§ Exercise
Return all of the data exactly, with nothing left out but the pictures.

**** Information provided

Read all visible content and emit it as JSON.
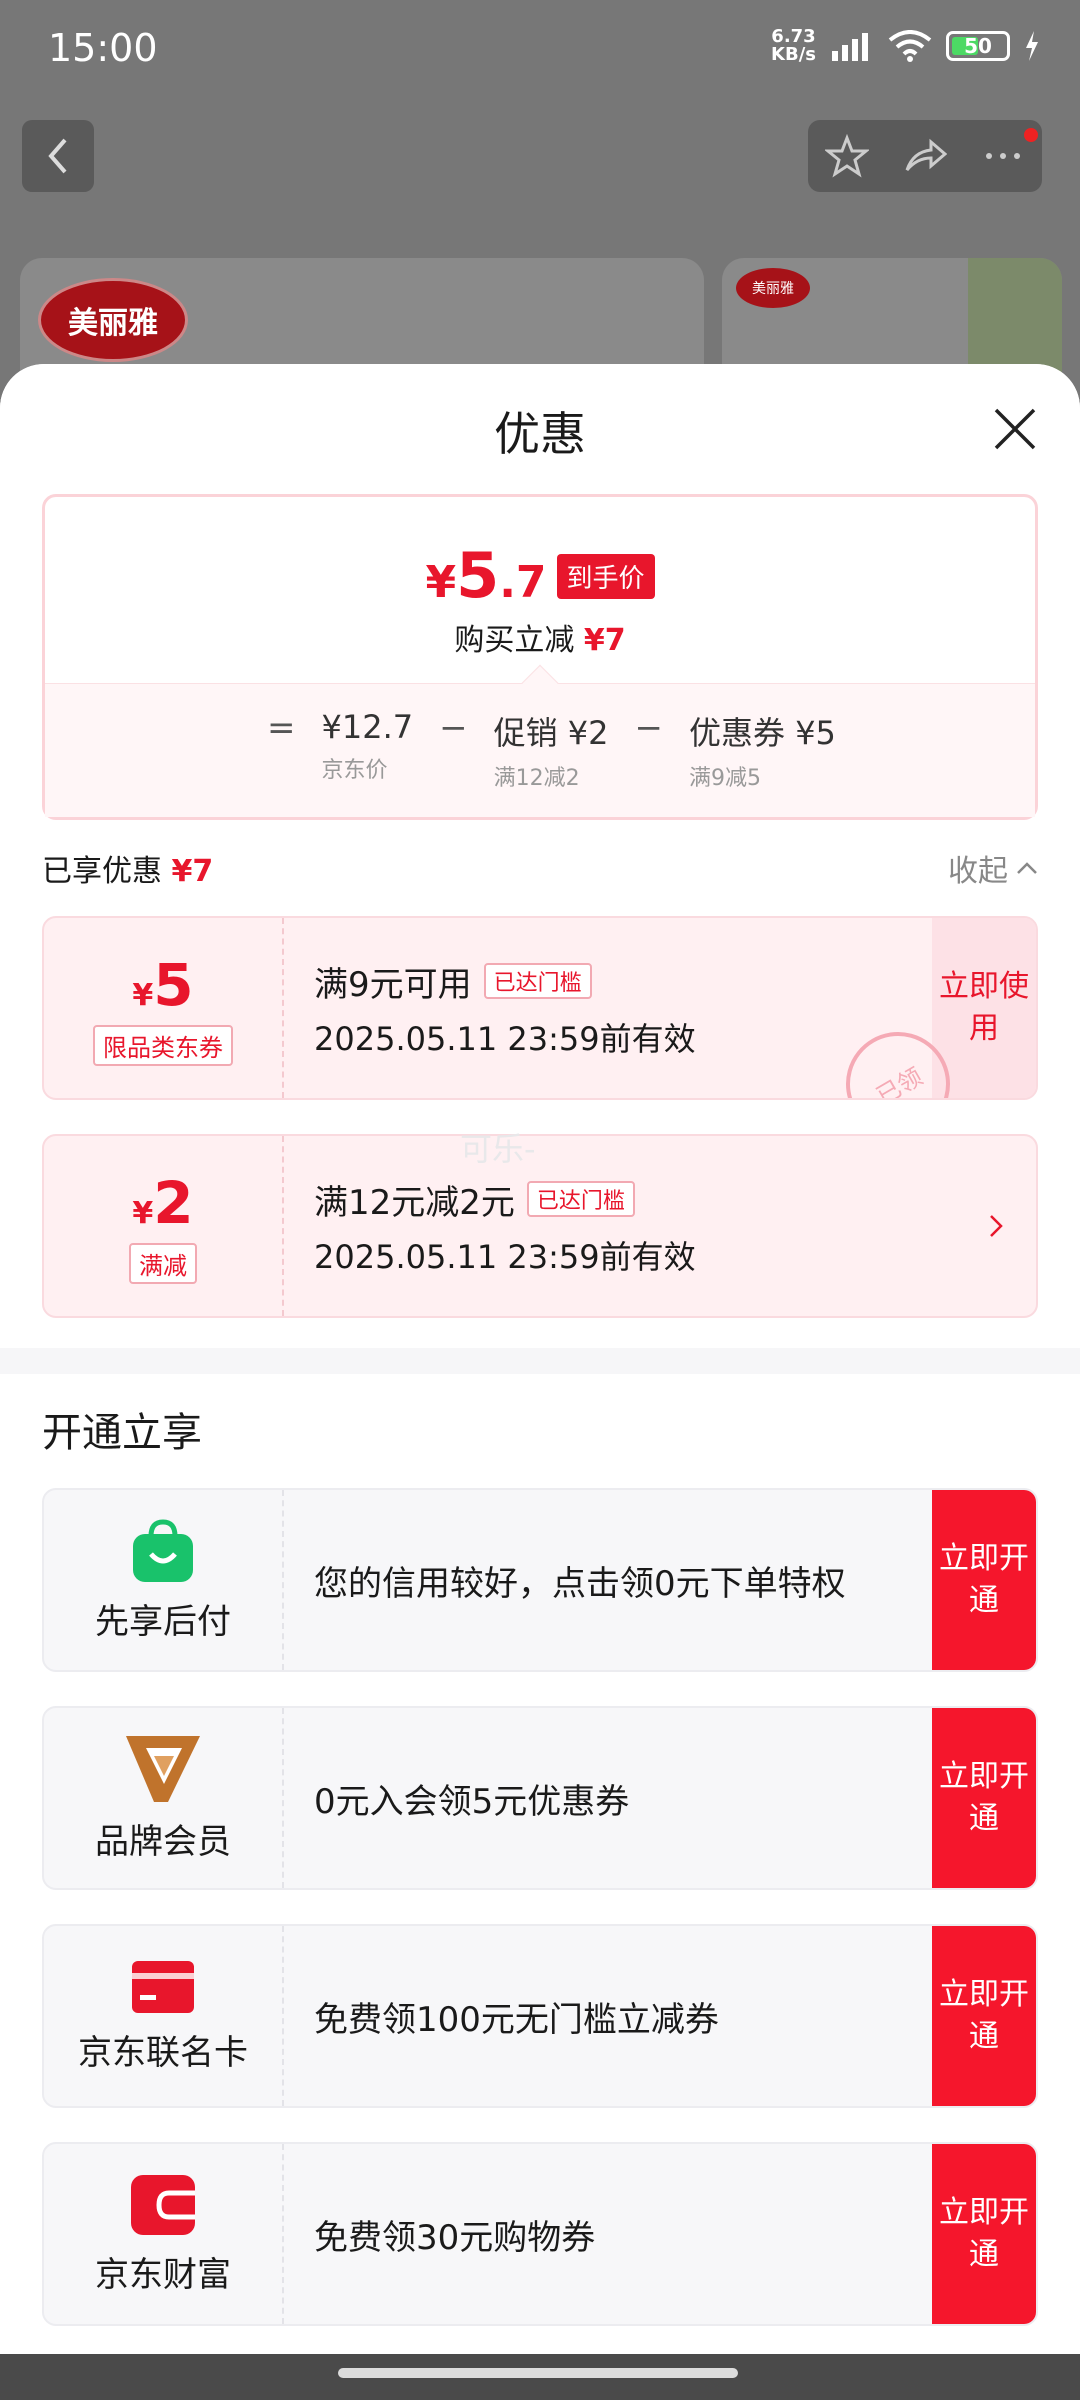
{
  "status_bar": {
    "time": "15:00",
    "net_speed_value": "6.73",
    "net_speed_unit": "KB/s",
    "battery": "50"
  },
  "background": {
    "logo_text": "美丽雅",
    "logo_text_small": "美丽雅"
  },
  "sheet": {
    "title": "优惠",
    "price": {
      "currency": "¥",
      "integer": "5",
      "decimal": ".7",
      "tag": "到手价"
    },
    "reduce": {
      "label": "购买立减",
      "amount": "¥7"
    },
    "formula": {
      "equals": "=",
      "op": "−",
      "items": [
        {
          "value": "¥12.7",
          "sub": "京东价"
        },
        {
          "value": "促销 ¥2",
          "sub": "满12减2"
        },
        {
          "value": "优惠券 ¥5",
          "sub": "满9减5"
        }
      ]
    },
    "enjoyed": {
      "label": "已享优惠",
      "amount": "¥7",
      "collapse": "收起"
    },
    "coupons": [
      {
        "currency": "¥",
        "amount": "5",
        "tag": "限品类东券",
        "condition": "满9元可用",
        "reached": "已达门槛",
        "validity": "2025.05.11 23:59前有效",
        "action": "立即使用",
        "stamp": "已领"
      },
      {
        "currency": "¥",
        "amount": "2",
        "tag": "满减",
        "condition": "满12元减2元",
        "reached": "已达门槛",
        "validity": "2025.05.11 23:59前有效"
      }
    ],
    "watermark": "可乐-"
  },
  "open_section": {
    "title": "开通立享",
    "items": [
      {
        "icon": "shopping-bag-icon",
        "name": "先享后付",
        "desc": "您的信用较好，点击领0元下单特权",
        "button": "立即开通",
        "color": "#19c26b"
      },
      {
        "icon": "v-logo-icon",
        "name": "品牌会员",
        "desc": "0元入会领5元优惠券",
        "button": "立即开通",
        "color": "#c0732c"
      },
      {
        "icon": "card-icon",
        "name": "京东联名卡",
        "desc": "免费领100元无门槛立减券",
        "button": "立即开通",
        "color": "#e8162c"
      },
      {
        "icon": "wallet-icon",
        "name": "京东财富",
        "desc": "免费领30元购物券",
        "button": "立即开通",
        "color": "#e8162c"
      }
    ]
  },
  "colors": {
    "accent": "#e8162c",
    "button": "#f5162c"
  }
}
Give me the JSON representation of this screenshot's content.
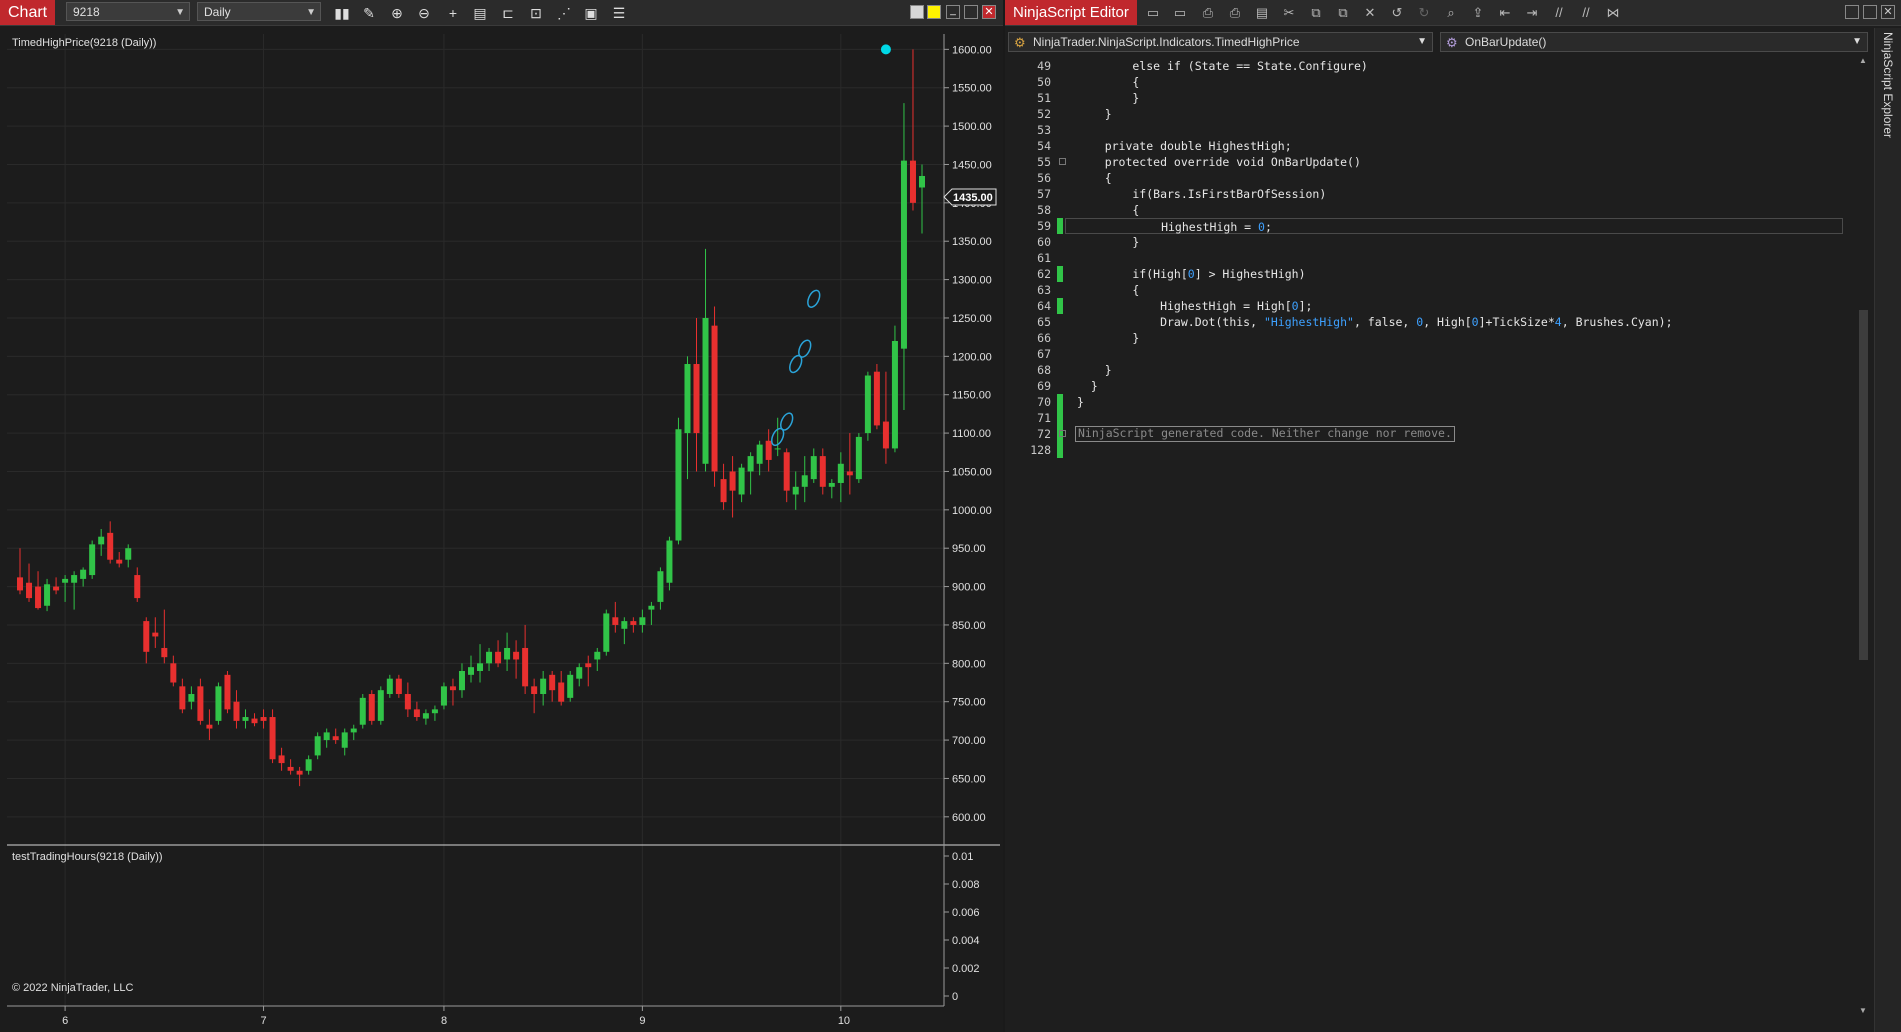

********

§ Finished answer
Read all visible content and emit it as JSON.
{
  "status_bar": {
    "time": "15:00",
    "net_speed_value": "6.73",
    "net_speed_unit": "KB/s",
    "battery": "50"
  },
  "background": {
    "logo_text": "美丽雅",
    "logo_text_small": "美丽雅"
  },
  "sheet": {
    "title": "优惠",
    "price": {
      "currency": "¥",
      "integer": "5",
      "decimal": ".7",
      "tag": "到手价"
    },
    "reduce": {
      "label": "购买立减",
      "amount": "¥7"
    },
    "formula": {
      "equals": "=",
      "op": "−",
      "items": [
        {
          "value": "¥12.7",
          "sub": "京东价"
        },
        {
          "value": "促销 ¥2",
          "sub": "满12减2"
        },
        {
          "value": "优惠券 ¥5",
          "sub": "满9减5"
        }
      ]
    },
    "enjoyed": {
      "label": "已享优惠",
      "amount": "¥7",
      "collapse": "收起"
    },
    "coupons": [
      {
        "currency": "¥",
        "amount": "5",
        "tag": "限品类东券",
        "condition": "满9元可用",
        "reached": "已达门槛",
        "validity": "2025.05.11 23:59前有效",
        "action": "立即使用",
        "stamp": "已领"
      },
      {
        "currency": "¥",
        "amount": "2",
        "tag": "满减",
        "condition": "满12元减2元",
        "reached": "已达门槛",
        "validity": "2025.05.11 23:59前有效"
      }
    ],
    "watermark": "可乐-"
  },
  "open_section": {
    "title": "开通立享",
    "items": [
      {
        "icon": "shopping-bag-icon",
        "name": "先享后付",
        "desc": "您的信用较好，点击领0元下单特权",
        "button": "立即开通",
        "color": "#19c26b"
      },
      {
        "icon": "v-logo-icon",
        "name": "品牌会员",
        "desc": "0元入会领5元优惠券",
        "button": "立即开通",
        "color": "#c0732c"
      },
      {
        "icon": "card-icon",
        "name": "京东联名卡",
        "desc": "免费领100元无门槛立减券",
        "button": "立即开通",
        "color": "#e8162c"
      },
      {
        "icon": "wallet-icon",
        "name": "京东财富",
        "desc": "免费领30元购物券",
        "button": "立即开通",
        "color": "#e8162c"
      }
    ]
  },
  "colors": {
    "accent": "#e8162c",
    "button": "#f5162c"
  }
}
Give me the JSON representation of this screenshot's content.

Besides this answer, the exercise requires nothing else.